DIRECTIONS
Count lines holding the word "document". Only the number is wanted.

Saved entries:
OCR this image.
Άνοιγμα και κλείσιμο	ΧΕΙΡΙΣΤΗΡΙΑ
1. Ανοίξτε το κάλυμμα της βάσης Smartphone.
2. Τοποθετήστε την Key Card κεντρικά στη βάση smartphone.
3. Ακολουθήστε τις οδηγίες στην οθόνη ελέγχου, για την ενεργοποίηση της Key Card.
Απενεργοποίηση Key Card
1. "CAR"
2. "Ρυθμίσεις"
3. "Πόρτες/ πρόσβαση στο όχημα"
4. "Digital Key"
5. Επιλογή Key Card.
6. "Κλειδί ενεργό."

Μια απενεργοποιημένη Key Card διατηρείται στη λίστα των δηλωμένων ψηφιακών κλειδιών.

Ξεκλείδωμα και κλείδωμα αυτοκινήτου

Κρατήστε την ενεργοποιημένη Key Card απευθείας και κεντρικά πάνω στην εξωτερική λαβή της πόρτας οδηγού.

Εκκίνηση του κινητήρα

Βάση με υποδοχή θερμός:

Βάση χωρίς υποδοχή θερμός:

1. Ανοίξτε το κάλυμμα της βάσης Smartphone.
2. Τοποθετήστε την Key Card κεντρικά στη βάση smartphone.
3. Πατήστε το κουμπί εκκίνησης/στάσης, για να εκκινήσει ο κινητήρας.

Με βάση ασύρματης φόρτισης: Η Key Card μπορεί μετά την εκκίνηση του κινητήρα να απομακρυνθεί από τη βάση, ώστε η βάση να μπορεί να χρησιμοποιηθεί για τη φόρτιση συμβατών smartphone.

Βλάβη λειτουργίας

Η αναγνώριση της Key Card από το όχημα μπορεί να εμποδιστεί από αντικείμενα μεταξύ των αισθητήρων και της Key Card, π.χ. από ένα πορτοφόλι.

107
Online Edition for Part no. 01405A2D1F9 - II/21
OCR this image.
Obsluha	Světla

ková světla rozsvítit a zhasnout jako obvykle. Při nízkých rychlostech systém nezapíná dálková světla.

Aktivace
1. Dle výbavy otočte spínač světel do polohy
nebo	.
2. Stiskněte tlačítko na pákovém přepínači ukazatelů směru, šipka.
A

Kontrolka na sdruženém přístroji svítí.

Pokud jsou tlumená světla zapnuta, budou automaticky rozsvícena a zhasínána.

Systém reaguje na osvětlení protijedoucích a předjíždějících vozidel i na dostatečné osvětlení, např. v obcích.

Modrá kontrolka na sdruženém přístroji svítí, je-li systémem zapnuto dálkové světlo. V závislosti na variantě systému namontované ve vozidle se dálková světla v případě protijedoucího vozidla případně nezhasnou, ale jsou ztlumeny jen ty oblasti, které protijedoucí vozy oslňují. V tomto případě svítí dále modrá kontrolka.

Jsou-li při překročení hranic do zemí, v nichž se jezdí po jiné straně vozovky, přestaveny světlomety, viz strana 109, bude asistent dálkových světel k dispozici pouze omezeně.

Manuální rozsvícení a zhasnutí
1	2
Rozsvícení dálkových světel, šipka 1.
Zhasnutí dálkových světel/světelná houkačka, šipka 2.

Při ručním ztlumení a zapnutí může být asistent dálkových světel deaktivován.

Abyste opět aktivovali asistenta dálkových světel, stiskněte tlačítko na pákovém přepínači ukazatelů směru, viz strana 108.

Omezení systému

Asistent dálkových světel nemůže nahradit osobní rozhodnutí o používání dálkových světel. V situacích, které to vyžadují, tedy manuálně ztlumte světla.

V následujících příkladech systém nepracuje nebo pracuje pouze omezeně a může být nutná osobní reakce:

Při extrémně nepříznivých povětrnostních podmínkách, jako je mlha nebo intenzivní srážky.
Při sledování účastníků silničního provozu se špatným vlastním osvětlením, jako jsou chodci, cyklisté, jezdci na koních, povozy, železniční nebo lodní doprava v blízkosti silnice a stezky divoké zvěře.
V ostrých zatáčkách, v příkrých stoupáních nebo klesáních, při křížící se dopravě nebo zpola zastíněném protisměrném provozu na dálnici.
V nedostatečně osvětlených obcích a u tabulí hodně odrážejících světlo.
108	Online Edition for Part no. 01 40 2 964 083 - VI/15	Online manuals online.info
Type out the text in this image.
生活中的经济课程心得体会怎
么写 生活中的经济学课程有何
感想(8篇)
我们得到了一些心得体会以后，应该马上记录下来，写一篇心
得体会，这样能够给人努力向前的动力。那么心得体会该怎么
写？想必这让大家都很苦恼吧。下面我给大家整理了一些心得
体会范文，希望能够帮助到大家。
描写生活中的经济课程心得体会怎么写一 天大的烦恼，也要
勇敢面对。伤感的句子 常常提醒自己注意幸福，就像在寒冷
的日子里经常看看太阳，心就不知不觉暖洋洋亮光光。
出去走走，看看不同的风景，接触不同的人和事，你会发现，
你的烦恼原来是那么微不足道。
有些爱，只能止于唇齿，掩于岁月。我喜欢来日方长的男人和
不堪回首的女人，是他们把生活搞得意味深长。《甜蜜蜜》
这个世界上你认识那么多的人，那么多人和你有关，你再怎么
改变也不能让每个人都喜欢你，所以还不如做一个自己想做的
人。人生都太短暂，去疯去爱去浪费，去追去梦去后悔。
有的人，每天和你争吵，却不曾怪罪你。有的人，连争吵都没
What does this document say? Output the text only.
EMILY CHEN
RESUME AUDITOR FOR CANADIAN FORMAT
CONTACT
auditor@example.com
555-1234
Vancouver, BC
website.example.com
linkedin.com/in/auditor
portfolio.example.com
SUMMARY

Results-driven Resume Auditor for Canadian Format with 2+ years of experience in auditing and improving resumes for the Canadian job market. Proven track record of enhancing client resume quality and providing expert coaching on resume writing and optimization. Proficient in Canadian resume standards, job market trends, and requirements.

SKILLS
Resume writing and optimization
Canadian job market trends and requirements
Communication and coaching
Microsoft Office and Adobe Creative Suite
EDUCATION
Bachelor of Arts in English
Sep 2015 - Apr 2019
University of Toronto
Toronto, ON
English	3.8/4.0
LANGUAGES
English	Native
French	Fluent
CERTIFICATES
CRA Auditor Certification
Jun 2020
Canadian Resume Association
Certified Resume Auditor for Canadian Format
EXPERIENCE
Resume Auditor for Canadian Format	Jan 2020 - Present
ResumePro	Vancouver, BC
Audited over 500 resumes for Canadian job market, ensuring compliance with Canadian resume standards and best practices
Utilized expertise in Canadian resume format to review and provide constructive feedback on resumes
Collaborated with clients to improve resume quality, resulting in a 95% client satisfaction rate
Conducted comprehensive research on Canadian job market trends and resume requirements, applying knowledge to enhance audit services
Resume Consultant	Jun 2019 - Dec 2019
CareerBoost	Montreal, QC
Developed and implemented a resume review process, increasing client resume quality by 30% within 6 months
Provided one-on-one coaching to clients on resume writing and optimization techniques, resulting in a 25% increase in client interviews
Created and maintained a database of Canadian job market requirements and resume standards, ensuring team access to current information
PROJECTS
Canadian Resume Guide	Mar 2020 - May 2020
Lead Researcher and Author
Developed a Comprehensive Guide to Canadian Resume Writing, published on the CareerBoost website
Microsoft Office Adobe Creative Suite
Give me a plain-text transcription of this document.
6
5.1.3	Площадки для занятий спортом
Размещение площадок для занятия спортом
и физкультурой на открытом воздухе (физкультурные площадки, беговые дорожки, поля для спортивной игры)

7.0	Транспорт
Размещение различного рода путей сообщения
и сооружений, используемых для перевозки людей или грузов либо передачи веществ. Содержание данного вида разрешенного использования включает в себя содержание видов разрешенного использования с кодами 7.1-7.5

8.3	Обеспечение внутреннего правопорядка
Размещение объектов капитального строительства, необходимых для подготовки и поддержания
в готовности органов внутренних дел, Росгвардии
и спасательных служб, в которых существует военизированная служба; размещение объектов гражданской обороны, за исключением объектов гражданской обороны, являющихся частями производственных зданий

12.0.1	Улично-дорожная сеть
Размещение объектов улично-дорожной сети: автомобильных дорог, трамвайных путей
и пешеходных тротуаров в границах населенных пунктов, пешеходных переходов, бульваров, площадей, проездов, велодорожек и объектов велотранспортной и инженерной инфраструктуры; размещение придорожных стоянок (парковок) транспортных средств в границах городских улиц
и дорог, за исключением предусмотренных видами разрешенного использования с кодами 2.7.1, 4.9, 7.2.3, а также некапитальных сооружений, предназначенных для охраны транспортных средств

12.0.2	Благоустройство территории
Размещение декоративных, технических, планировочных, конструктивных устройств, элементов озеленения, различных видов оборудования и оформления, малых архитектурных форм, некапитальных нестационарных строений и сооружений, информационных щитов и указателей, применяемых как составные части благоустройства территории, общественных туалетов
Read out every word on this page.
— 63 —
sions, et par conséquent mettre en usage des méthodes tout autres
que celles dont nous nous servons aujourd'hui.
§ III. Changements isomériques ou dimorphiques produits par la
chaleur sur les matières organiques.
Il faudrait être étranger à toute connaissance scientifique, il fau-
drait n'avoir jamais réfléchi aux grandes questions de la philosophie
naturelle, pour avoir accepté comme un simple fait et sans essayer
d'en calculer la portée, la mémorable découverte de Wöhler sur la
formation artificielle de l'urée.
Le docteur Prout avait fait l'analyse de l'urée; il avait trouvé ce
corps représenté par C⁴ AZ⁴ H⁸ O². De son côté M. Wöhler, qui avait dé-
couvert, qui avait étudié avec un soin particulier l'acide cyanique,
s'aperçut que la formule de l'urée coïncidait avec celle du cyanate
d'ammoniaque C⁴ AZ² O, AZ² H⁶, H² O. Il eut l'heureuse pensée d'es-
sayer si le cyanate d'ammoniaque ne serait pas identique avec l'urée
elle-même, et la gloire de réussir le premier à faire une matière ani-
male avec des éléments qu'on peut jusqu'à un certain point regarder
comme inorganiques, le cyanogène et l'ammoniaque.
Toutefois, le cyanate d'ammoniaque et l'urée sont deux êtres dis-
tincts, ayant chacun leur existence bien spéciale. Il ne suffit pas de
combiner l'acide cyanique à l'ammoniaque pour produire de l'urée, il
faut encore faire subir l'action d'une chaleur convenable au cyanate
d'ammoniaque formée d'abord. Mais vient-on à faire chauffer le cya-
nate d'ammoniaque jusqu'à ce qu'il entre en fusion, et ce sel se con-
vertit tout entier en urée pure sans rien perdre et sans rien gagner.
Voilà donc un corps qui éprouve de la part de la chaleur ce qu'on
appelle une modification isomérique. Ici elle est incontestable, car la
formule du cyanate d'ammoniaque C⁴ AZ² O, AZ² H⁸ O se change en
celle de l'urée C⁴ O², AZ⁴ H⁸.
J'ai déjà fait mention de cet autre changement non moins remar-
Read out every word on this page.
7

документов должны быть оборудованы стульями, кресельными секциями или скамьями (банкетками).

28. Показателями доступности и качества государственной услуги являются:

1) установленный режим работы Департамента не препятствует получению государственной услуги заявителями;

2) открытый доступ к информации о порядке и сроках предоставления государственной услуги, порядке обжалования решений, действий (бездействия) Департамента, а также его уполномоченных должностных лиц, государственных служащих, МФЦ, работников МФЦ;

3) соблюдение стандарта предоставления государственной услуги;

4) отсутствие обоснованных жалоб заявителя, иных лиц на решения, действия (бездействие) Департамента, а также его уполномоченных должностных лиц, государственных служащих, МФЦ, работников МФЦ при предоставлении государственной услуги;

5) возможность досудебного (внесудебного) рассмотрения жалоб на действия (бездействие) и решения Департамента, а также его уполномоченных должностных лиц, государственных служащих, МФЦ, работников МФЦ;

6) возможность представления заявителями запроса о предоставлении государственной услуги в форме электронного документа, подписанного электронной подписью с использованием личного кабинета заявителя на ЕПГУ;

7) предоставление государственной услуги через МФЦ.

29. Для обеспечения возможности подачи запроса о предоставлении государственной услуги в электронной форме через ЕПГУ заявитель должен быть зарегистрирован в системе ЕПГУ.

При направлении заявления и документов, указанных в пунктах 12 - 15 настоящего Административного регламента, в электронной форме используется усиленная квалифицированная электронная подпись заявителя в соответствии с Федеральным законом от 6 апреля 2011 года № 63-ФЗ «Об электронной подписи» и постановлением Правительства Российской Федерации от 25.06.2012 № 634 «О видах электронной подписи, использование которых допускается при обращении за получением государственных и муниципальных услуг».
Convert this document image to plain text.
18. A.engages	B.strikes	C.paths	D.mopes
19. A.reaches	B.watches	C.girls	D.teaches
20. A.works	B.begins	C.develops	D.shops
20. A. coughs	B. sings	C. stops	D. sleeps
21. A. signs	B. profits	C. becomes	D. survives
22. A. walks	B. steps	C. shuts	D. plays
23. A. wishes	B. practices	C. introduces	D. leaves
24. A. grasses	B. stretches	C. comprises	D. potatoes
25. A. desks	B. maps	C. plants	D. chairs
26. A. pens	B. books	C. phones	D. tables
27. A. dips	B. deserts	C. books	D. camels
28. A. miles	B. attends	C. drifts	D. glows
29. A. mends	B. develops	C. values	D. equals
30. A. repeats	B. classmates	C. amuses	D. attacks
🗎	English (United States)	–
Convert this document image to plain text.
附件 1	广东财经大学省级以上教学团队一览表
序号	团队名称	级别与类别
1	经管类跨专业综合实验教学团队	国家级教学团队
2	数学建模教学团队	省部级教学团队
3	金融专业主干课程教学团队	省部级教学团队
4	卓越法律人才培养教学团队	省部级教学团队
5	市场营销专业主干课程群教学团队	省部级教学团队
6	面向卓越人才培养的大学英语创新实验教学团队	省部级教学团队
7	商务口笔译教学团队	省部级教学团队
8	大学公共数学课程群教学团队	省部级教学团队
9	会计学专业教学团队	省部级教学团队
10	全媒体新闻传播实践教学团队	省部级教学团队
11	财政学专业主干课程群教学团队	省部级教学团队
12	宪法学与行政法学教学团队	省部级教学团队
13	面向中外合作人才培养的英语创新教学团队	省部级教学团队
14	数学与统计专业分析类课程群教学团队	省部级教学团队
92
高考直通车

SOLUTION TO THE EXERCISE
4